(Exercise goal)
Please write out the material below exactly as given.

═══ Listed entries

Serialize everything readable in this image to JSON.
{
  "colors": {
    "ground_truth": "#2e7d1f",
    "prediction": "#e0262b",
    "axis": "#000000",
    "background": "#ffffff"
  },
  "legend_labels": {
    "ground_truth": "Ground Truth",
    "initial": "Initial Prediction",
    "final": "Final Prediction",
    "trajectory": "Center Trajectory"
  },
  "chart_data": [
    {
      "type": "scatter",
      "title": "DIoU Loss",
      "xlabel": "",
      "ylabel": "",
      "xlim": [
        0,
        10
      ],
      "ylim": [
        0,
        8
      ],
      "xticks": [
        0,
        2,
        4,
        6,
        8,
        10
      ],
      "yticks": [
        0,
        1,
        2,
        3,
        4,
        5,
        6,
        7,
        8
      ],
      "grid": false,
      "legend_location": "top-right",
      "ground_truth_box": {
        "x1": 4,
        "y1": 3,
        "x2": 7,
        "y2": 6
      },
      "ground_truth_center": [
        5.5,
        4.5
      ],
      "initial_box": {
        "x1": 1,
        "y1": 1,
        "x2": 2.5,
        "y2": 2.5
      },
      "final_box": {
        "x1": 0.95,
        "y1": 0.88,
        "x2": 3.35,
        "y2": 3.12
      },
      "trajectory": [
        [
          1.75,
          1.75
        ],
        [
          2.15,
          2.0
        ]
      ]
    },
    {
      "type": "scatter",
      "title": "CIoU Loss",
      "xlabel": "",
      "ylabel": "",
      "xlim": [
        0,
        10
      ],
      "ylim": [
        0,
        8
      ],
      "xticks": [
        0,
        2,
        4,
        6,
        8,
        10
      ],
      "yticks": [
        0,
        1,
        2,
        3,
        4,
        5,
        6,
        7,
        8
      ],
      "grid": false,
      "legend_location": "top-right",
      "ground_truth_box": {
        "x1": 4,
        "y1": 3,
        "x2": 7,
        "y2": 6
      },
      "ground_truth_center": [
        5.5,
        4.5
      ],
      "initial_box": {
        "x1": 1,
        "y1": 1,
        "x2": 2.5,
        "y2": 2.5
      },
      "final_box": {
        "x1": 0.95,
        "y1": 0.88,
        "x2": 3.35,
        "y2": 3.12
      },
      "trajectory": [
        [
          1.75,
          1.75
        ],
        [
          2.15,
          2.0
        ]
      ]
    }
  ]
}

══════

(Response below)
Serialize everything readable in this image to JSON.
{
  "colors": {
    "ground_truth": "#2e7d1f",
    "prediction": "#e0262b",
    "axis": "#000000",
    "background": "#ffffff"
  },
  "legend_labels": {
    "ground_truth": "Ground Truth",
    "initial": "Initial Prediction",
    "final": "Final Prediction",
    "trajectory": "Center Trajectory"
  },
  "chart_data": [
    {
      "type": "scatter",
      "title": "DIoU Loss",
      "xlabel": "",
      "ylabel": "",
      "xlim": [
        0,
        10
      ],
      "ylim": [
        0,
        8
      ],
      "xticks": [
        0,
        2,
        4,
        6,
        8,
        10
      ],
      "yticks": [
        0,
        1,
        2,
        3,
        4,
        5,
        6,
        7,
        8
      ],
      "grid": false,
      "legend_location": "top-right",
      "ground_truth_box": {
        "x1": 4,
        "y1": 3,
        "x2": 7,
        "y2": 6
      },
      "ground_truth_center": [
        5.5,
        4.5
      ],
      "initial_box": {
        "x1": 1,
        "y1": 1,
        "x2": 2.5,
        "y2": 2.5
      },
      "final_box": {
        "x1": 0.95,
        "y1": 0.88,
        "x2": 3.35,
        "y2": 3.12
      },
      "trajectory": [
        [
          1.75,
          1.75
        ],
        [
          2.15,
          2.0
        ]
      ]
    },
    {
      "type": "scatter",
      "title": "CIoU Loss",
      "xlabel": "",
      "ylabel": "",
      "xlim": [
        0,
        10
      ],
      "ylim": [
        0,
        8
      ],
      "xticks": [
        0,
        2,
        4,
        6,
        8,
        10
      ],
      "yticks": [
        0,
        1,
        2,
        3,
        4,
        5,
        6,
        7,
        8
      ],
      "grid": false,
      "legend_location": "top-right",
      "ground_truth_box": {
        "x1": 4,
        "y1": 3,
        "x2": 7,
        "y2": 6
      },
      "ground_truth_center": [
        5.5,
        4.5
      ],
      "initial_box": {
        "x1": 1,
        "y1": 1,
        "x2": 2.5,
        "y2": 2.5
      },
      "final_box": {
        "x1": 0.95,
        "y1": 0.88,
        "x2": 3.35,
        "y2": 3.12
      },
      "trajectory": [
        [
          1.75,
          1.75
        ],
        [
          2.15,
          2.0
        ]
      ]
    }
  ]
}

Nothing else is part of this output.